Say how many lines include the word "peak". Reply with nothing but the number.

######

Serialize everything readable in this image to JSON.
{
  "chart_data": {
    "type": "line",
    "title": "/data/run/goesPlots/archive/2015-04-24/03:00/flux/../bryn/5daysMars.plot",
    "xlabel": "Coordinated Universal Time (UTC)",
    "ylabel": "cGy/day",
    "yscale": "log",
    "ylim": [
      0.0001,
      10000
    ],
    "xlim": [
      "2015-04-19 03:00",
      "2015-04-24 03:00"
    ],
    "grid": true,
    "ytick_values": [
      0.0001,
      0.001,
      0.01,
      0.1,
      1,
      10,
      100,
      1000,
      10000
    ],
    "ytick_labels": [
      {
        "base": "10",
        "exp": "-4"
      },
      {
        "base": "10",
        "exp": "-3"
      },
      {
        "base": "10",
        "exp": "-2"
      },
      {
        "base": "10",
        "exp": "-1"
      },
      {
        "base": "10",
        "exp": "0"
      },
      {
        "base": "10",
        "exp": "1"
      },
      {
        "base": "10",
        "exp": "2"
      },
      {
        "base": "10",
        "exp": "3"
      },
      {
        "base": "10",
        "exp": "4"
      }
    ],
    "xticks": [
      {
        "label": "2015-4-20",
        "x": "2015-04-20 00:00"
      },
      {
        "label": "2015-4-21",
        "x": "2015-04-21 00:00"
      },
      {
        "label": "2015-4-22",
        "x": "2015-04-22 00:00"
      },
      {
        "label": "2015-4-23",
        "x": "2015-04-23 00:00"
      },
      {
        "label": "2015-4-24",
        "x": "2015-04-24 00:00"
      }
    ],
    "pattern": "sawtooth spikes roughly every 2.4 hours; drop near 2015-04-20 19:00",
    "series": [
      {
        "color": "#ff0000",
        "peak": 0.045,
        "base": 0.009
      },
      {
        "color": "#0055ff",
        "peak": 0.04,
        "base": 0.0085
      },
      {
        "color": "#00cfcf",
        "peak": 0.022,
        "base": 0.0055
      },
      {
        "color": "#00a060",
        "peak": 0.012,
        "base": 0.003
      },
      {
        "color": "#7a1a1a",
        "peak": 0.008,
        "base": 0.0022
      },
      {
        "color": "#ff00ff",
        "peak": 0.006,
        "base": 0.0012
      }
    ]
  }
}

######

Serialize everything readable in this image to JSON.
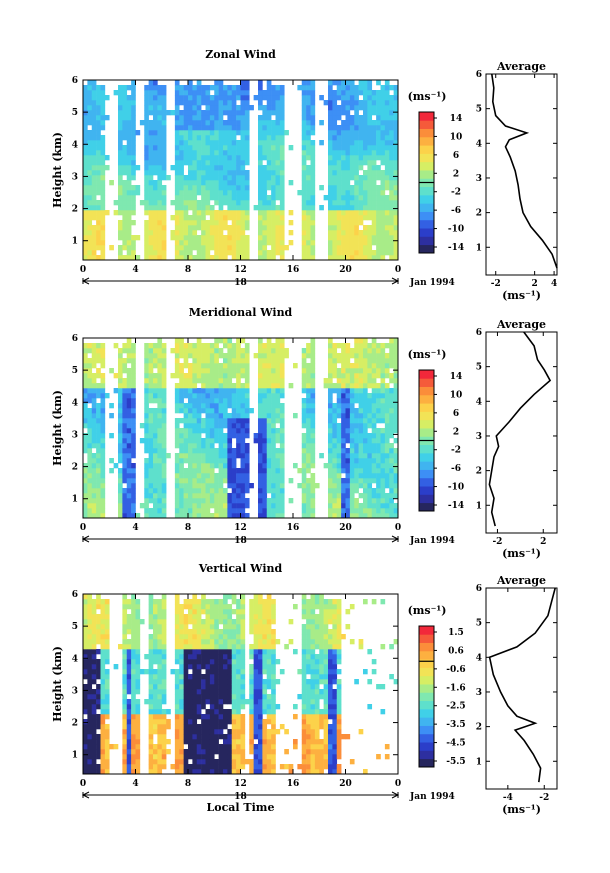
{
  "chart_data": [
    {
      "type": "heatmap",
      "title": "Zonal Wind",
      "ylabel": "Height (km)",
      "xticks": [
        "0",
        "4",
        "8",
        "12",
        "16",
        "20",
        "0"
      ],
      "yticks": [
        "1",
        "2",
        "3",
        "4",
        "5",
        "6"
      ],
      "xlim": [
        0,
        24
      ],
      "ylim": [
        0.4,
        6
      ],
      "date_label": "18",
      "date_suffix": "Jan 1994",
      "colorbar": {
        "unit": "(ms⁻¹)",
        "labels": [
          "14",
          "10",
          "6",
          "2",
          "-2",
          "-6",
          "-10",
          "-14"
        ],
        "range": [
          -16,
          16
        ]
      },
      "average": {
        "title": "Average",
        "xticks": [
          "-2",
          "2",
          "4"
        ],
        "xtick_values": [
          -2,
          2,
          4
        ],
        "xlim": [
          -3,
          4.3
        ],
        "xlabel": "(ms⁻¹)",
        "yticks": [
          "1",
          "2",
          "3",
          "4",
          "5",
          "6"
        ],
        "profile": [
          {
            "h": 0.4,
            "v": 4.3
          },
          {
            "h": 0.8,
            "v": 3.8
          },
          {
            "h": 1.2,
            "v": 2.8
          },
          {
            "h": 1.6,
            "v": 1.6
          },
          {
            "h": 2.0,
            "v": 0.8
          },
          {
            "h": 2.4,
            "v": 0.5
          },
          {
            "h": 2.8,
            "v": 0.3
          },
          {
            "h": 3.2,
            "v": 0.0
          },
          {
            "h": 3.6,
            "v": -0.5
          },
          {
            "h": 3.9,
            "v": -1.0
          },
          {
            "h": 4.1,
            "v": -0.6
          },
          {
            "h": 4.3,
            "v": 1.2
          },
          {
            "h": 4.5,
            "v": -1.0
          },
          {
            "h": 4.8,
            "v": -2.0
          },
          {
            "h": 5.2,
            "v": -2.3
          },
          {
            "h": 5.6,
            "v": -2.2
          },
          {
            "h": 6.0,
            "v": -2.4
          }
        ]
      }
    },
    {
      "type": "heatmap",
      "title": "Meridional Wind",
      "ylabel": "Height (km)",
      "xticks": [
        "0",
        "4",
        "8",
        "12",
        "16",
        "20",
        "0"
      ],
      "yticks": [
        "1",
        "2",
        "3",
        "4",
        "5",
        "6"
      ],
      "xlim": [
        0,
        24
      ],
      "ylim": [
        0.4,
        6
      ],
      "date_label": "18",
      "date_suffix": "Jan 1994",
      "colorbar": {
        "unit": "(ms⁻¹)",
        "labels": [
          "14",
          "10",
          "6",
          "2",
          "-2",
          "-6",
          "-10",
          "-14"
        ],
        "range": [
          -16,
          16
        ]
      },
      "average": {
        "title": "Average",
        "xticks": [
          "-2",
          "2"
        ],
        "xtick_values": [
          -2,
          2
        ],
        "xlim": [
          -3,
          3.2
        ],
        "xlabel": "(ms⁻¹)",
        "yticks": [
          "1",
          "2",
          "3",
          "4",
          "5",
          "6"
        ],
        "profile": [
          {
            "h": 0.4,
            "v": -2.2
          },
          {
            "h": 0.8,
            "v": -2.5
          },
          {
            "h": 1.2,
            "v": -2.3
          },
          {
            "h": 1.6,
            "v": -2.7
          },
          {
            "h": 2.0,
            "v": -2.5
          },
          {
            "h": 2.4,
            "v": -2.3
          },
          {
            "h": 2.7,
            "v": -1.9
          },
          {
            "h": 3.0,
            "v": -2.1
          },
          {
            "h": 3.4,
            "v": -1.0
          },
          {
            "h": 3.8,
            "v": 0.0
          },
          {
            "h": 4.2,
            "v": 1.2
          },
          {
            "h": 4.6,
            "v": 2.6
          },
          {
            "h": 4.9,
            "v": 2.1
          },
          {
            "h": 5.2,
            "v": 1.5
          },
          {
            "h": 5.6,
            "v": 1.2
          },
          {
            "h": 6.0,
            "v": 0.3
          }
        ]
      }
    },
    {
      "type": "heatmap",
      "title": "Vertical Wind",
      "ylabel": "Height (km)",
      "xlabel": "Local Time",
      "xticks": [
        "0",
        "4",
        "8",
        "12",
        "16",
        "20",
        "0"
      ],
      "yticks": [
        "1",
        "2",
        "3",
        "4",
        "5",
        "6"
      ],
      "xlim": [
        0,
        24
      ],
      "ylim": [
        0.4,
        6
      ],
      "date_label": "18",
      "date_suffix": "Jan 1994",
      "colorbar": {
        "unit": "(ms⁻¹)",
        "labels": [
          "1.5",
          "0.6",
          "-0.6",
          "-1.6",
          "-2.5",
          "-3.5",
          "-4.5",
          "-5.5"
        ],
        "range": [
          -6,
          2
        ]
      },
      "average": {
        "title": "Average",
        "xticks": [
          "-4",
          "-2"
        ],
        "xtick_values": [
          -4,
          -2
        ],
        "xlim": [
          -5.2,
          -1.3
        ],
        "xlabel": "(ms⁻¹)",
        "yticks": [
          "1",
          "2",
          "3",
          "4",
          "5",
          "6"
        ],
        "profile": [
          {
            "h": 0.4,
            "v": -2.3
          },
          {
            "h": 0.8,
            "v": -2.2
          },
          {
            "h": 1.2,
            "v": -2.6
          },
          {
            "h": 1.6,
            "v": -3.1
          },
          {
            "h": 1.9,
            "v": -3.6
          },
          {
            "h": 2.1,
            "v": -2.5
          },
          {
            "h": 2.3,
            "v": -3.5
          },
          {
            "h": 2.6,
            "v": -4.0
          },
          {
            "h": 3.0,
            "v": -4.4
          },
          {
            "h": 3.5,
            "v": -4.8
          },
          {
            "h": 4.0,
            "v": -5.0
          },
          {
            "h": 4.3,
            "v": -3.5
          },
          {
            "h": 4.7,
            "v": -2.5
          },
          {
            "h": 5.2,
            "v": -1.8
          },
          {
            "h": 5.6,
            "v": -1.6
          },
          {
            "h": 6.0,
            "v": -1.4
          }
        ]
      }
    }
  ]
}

######

• **Reply to the exercise**
6